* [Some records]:
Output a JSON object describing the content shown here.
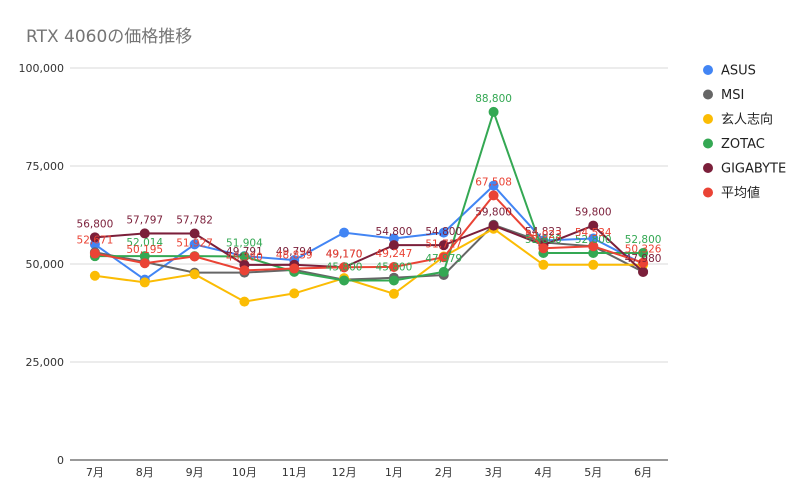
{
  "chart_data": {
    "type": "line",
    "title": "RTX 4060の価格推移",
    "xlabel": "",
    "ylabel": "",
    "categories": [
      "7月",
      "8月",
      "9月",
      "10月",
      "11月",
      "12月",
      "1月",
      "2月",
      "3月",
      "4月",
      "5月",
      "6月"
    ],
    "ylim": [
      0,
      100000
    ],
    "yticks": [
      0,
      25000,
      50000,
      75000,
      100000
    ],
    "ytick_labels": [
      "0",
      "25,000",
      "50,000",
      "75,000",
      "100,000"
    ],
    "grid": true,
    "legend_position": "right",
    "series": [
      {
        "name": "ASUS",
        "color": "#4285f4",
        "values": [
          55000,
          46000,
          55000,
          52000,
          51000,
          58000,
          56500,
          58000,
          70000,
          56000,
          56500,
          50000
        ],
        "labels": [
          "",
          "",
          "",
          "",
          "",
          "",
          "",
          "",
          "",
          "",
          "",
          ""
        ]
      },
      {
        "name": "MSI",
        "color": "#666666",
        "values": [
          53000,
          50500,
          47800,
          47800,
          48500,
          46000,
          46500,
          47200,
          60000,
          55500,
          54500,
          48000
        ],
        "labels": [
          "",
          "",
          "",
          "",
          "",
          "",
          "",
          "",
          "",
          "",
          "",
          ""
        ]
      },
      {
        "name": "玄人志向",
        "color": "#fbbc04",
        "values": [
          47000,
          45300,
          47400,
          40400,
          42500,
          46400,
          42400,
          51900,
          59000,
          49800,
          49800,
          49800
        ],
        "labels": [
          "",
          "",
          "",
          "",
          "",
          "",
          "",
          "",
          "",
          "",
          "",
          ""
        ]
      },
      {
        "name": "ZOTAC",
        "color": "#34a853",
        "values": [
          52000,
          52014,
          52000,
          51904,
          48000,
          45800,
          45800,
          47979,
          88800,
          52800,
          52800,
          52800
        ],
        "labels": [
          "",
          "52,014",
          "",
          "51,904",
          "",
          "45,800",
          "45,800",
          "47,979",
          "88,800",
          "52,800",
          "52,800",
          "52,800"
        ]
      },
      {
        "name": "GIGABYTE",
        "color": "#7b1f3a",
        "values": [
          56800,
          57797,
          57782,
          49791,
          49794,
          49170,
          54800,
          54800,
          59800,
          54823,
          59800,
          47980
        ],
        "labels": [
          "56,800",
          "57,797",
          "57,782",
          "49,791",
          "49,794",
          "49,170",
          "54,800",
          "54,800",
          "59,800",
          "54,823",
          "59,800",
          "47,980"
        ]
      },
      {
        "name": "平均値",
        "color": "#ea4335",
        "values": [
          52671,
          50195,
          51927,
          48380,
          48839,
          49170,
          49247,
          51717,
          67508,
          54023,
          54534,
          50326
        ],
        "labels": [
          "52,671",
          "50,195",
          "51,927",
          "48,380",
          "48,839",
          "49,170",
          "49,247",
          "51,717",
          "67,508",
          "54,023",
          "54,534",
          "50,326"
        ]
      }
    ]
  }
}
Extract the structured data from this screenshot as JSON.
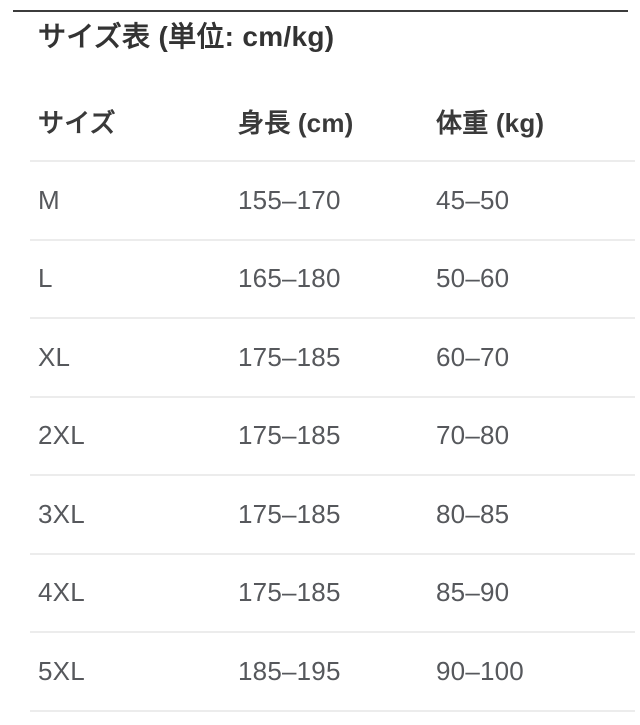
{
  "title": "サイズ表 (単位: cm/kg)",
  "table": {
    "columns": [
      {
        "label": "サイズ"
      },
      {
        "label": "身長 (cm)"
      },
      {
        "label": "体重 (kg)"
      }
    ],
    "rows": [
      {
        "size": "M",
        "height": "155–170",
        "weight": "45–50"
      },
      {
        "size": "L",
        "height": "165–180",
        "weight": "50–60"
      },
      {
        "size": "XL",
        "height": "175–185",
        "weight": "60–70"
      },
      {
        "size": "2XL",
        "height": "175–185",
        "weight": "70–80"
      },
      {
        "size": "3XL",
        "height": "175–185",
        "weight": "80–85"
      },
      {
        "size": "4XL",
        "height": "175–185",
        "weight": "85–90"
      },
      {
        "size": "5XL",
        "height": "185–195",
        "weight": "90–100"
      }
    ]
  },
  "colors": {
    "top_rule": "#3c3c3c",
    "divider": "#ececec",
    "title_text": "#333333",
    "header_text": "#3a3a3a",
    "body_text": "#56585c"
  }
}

* [WHAT THE TASK ASKS]:
Show every line of the listing in which the string "size" can be found.

* [COMPLETED EXERCISE]:
        "size": "M",
        "size": "L",
        "size": "XL",
        "size": "2XL",
        "size": "3XL",
        "size": "4XL",
        "size": "5XL",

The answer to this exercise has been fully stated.